§ **Aufgaben**:
1: Aus welchem Jahr stammt laut dem Text über den Toshiba-Laptop das gekaufte Gerät?
2: Gib die Zeilen der Datensätze vom Anfang bis einschließlich der Zeile mit „- menu-item-instalacion-interior[interactable]: Instalación“ als Markdown-Tabelle mit den Spalten „Nr“ und „Zeile“ aus. Lass leere Zeilen weg.

§ **Zitierter Text**:
──────────

Die Idee, einen alten Toshiba-Laptop mittels modernerer PC-Technik "wiederzubeleben", entsprang ursprünglich einem eher nostalgischen Gefühl, eines dieser kutligen Geräte aus den frühen 90er Jahren noch einmal in Händen zu halten und wieder den Charme eines "echten" DOS-Prompts zu spüren. Schnell fiel bei entsprechender Recherche in Online-Anzeigenportalen auf, dass diese Laptops mittlerweile zu unverschämt hohen Preisen angeboten werden - ohne jedoch eine Funktionsgarantie für die Geräte zu geben.
So wurde fortan nach einem explizit defekten Gerät gesucht, welches äußerlich akzepabel aussah und zu einem erschwinglichen Preis (also unter 50 EUR) zu haben war.
Die Wahl fiel auf ein Toshiba T1800 Laptop aus dem Jahr 1992 ohne Netzteil, welches ursprünglich mit einem 80386SX-20 Prozessor und 2 MB RAM, einem Diskettenlaufwerk, einer 60 MB Festplatte und einem 9.5" Graustufendispplay ausgestattet war. Schnell stellte sich heraus, dass das Mainboard und die Tastatur zwar noch funktionierten, alles andere jedoch mehr oder weniger defekt und damit unbrauchbar war. Ein Anschluss des Laptops an einen VGA-kompatiblen Monitor offenbarte lediglich die BIOS-Einstellungen; da sowohl die alte IDE-Festplatte als auch das Diskettenlaufwerk nicht mehr funktionierten, war das Innenleben ohne entsprechende Ersatzteile damit nicht mehr in seiner originalen Funktionsweise nutzbar.

──────────

§ **Datensätze**:

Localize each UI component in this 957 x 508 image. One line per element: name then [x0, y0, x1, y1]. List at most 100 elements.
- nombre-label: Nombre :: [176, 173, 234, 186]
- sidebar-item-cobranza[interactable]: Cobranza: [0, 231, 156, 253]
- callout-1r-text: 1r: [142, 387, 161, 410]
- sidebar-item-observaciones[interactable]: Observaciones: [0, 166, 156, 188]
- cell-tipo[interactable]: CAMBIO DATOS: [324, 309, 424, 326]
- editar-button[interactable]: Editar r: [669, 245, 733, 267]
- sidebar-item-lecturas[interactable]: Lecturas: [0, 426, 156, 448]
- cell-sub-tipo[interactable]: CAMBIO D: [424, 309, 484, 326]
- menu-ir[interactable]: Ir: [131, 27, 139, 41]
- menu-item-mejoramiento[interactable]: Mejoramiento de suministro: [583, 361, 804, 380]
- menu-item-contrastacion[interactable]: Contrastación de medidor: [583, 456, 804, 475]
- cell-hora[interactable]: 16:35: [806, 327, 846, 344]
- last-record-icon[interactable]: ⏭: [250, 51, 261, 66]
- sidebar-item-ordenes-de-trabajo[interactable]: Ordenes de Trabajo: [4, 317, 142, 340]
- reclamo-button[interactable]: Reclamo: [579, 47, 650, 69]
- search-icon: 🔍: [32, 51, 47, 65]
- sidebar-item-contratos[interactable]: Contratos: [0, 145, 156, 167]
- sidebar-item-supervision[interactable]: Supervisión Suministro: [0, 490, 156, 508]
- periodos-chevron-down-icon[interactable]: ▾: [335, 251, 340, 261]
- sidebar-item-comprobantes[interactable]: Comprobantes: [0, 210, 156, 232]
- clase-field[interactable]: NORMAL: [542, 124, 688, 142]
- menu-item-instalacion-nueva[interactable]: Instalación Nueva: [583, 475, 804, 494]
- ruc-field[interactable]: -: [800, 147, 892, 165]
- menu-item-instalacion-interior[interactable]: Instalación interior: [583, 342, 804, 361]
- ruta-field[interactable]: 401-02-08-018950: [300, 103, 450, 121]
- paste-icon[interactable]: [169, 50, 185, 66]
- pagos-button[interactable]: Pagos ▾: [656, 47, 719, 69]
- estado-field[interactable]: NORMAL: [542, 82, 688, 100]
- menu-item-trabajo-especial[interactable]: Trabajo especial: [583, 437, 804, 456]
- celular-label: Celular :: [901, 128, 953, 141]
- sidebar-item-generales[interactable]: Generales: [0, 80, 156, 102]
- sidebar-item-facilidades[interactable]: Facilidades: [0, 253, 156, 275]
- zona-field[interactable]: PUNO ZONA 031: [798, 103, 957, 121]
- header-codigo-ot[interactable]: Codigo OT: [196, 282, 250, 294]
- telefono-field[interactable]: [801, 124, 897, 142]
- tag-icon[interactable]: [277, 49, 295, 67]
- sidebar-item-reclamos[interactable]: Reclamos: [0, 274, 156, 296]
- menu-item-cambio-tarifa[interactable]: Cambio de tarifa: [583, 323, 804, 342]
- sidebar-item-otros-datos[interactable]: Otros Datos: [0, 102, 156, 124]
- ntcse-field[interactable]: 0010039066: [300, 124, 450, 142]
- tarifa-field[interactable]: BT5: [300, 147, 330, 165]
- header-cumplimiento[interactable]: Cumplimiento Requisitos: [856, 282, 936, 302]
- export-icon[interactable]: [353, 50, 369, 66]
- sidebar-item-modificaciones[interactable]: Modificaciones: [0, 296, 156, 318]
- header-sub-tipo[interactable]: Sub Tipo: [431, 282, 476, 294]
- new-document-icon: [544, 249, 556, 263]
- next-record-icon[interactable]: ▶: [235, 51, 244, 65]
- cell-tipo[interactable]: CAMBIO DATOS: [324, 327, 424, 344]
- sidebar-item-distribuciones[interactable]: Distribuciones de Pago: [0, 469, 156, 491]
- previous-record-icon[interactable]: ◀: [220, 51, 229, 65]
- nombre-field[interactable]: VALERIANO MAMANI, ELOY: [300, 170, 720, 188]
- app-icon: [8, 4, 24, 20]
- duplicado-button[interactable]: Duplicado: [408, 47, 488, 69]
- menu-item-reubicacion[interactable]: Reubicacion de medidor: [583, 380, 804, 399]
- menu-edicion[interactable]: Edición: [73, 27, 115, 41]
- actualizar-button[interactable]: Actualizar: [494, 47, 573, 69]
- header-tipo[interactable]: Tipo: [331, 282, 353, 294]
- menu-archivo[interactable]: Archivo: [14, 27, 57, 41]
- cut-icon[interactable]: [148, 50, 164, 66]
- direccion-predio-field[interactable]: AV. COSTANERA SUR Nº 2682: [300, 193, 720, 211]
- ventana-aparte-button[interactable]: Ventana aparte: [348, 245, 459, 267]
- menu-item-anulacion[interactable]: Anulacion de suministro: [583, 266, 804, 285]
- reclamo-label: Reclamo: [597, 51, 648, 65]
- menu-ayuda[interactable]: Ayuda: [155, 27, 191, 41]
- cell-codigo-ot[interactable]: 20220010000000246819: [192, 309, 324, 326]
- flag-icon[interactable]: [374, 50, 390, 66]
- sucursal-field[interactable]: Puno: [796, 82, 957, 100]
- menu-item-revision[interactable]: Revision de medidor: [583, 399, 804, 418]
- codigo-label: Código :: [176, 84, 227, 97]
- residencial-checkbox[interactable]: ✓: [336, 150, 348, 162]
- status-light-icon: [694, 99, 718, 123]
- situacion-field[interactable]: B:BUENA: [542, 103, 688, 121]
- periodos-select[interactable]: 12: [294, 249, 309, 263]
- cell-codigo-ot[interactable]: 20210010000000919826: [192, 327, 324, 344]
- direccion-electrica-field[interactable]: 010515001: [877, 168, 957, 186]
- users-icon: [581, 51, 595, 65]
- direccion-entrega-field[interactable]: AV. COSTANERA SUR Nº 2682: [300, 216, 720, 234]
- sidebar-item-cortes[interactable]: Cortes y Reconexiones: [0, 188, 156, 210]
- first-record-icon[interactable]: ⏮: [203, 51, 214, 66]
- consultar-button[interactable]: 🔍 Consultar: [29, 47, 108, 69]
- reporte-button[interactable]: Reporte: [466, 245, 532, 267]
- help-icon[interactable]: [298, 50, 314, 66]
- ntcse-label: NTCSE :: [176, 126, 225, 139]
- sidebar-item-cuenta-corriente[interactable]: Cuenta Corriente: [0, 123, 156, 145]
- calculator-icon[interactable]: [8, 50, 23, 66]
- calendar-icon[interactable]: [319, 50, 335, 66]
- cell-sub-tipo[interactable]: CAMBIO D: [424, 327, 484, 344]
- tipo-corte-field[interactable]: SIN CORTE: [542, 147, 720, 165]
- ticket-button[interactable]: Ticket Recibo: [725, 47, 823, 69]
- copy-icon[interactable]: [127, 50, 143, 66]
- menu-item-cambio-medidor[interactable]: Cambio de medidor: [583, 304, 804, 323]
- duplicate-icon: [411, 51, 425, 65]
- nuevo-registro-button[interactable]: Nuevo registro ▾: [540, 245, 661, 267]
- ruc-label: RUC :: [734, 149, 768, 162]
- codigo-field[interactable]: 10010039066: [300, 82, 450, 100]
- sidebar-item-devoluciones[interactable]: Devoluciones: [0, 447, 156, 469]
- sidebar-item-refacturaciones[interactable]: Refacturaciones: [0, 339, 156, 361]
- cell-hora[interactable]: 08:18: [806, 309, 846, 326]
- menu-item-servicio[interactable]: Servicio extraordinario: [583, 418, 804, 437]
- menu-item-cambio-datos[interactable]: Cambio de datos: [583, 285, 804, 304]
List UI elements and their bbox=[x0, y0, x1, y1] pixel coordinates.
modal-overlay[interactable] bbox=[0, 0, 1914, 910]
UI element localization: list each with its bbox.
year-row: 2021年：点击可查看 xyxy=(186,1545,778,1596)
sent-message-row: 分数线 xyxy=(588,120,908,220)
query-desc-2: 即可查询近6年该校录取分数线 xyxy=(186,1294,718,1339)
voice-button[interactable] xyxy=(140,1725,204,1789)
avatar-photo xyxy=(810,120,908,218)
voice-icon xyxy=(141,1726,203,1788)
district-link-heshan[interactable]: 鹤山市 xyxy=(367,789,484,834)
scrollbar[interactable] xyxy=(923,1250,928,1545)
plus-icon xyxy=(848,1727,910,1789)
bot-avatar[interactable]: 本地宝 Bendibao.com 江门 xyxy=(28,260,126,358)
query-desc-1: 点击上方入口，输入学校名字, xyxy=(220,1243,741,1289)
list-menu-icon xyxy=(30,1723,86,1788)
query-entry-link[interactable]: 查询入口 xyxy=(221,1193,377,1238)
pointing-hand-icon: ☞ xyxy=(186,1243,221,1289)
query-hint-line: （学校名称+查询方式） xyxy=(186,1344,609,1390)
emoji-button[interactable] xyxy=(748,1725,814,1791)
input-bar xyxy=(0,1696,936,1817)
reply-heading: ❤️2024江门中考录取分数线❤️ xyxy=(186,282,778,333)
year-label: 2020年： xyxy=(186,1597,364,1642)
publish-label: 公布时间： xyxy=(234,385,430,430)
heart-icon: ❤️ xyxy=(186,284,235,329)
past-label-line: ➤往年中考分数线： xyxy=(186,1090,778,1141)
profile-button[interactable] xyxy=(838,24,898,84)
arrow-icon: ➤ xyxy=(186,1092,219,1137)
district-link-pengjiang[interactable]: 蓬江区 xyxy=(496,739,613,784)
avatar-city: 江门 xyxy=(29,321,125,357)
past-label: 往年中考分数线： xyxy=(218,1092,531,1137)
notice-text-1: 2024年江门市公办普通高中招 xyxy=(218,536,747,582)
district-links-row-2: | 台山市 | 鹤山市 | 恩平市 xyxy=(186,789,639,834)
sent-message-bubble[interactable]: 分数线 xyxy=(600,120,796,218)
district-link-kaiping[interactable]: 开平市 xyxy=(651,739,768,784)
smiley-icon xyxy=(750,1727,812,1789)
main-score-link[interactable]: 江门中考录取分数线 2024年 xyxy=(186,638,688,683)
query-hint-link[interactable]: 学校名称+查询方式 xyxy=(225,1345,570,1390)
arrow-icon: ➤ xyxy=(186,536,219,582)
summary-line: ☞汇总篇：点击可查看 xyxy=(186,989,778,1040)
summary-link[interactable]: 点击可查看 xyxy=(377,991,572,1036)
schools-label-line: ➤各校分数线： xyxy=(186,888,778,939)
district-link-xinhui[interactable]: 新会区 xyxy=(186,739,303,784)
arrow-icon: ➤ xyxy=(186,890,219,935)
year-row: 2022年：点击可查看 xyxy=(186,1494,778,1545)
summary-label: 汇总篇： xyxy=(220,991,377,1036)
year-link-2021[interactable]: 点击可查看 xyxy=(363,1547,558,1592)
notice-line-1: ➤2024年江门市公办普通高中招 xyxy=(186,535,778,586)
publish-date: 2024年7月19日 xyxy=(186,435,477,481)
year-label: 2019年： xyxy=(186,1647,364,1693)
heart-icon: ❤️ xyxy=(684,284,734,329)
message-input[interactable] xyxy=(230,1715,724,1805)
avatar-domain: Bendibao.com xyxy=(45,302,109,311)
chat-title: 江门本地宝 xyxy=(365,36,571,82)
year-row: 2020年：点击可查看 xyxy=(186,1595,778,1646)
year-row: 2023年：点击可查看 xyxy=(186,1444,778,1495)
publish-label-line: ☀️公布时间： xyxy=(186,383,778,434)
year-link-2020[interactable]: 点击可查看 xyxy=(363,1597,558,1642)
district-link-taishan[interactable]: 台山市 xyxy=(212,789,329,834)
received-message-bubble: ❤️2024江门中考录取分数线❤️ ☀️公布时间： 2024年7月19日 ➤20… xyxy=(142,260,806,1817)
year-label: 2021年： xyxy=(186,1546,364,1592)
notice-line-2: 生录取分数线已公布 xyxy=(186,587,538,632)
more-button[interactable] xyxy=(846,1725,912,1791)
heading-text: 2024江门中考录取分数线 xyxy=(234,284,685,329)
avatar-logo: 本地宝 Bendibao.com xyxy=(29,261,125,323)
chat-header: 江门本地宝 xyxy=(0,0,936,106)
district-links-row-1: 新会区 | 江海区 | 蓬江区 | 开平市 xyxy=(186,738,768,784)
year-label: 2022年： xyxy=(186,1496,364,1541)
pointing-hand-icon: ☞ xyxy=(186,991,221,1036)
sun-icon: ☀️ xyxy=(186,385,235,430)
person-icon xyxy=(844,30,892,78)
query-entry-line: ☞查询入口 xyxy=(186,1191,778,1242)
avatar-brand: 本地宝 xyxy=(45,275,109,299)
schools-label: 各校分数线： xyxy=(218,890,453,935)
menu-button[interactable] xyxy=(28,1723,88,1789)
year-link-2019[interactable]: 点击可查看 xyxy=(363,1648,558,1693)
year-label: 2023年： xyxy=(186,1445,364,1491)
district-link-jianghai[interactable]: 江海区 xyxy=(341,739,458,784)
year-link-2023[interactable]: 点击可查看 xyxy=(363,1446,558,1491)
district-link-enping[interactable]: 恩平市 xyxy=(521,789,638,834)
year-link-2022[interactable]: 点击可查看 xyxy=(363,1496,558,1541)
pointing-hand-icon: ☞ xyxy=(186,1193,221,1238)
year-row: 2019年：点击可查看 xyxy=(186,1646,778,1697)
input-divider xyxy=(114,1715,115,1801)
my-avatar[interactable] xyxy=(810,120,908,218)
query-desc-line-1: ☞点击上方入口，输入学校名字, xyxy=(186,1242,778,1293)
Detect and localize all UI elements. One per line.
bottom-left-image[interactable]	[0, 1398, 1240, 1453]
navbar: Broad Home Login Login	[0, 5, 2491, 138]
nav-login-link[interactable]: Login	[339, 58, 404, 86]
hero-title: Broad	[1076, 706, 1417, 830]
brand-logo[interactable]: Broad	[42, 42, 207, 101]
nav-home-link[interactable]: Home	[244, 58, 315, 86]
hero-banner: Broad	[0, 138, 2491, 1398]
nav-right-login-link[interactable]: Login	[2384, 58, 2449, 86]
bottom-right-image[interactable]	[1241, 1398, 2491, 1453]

──────────

§ **Lösungen**:
1: Aus dem Jahr 1992.

2:
| Nr | Zeile |
|---|---|
| 1 | Localize each UI component in this 957 x 508 image. One line per element: name then [x0, y0, x1, y1]. List at most 100 elements. |
| 2 | - nombre-label: Nombre :: [176, 173, 234, 186] |
| 3 | - sidebar-item-cobranza[interactable]: Cobranza: [0, 231, 156, 253] |
| 4 | - callout-1r-text: 1r: [142, 387, 161, 410] |
| 5 | - sidebar-item-observaciones[interactable]: Observaciones: [0, 166, 156, 188] |
| 6 | - cell-tipo[interactable]: CAMBIO DATOS: [324, 309, 424, 326] |
| 7 | - editar-button[interactable]: Editar r: [669, 245, 733, 267] |
| 8 | - sidebar-item-lecturas[interactable]: Lecturas: [0, 426, 156, 448] |
| 9 | - cell-sub-tipo[interactable]: CAMBIO D: [424, 309, 484, 326] |
| 10 | - menu-ir[interactable]: Ir: [131, 27, 139, 41] |
| 11 | - menu-item-mejoramiento[interactable]: Mejoramiento de suministro: [583, 361, 804, 380] |
| 12 | - menu-item-contrastacion[interactable]: Contrastación de medidor: [583, 456, 804, 475] |
| 13 | - cell-hora[interactable]: 16:35: [806, 327, 846, 344] |
| 14 | - last-record-icon[interactable]: ⏭: [250, 51, 261, 66] |
| 15 | - sidebar-item-ordenes-de-trabajo[interactable]: Ordenes de Trabajo: [4, 317, 142, 340] |
| 16 | - reclamo-button[interactable]: Reclamo: [579, 47, 650, 69] |
| 17 | - search-icon: 🔍: [32, 51, 47, 65] |
| 18 | - sidebar-item-contratos[interactable]: Contratos: [0, 145, 156, 167] |
| 19 | - sidebar-item-supervision[interactable]: Supervisión Suministro: [0, 490, 156, 508] |
| 20 | - periodos-chevron-down-icon[interactable]: ▾: [335, 251, 340, 261] |
| 21 | - sidebar-item-comprobantes[interactable]: Comprobantes: [0, 210, 156, 232] |
| 22 | - clase-field[interactable]: NORMAL: [542, 124, 688, 142] |
| 23 | - menu-item-instalacion-nueva[interactable]: Instalación Nueva: [583, 475, 804, 494] |
| 24 | - ruc-field[interactable]: -: [800, 147, 892, 165] |
| 25 | - menu-item-instalacion-interior[interactable]: Instalación interior: [583, 342, 804, 361] |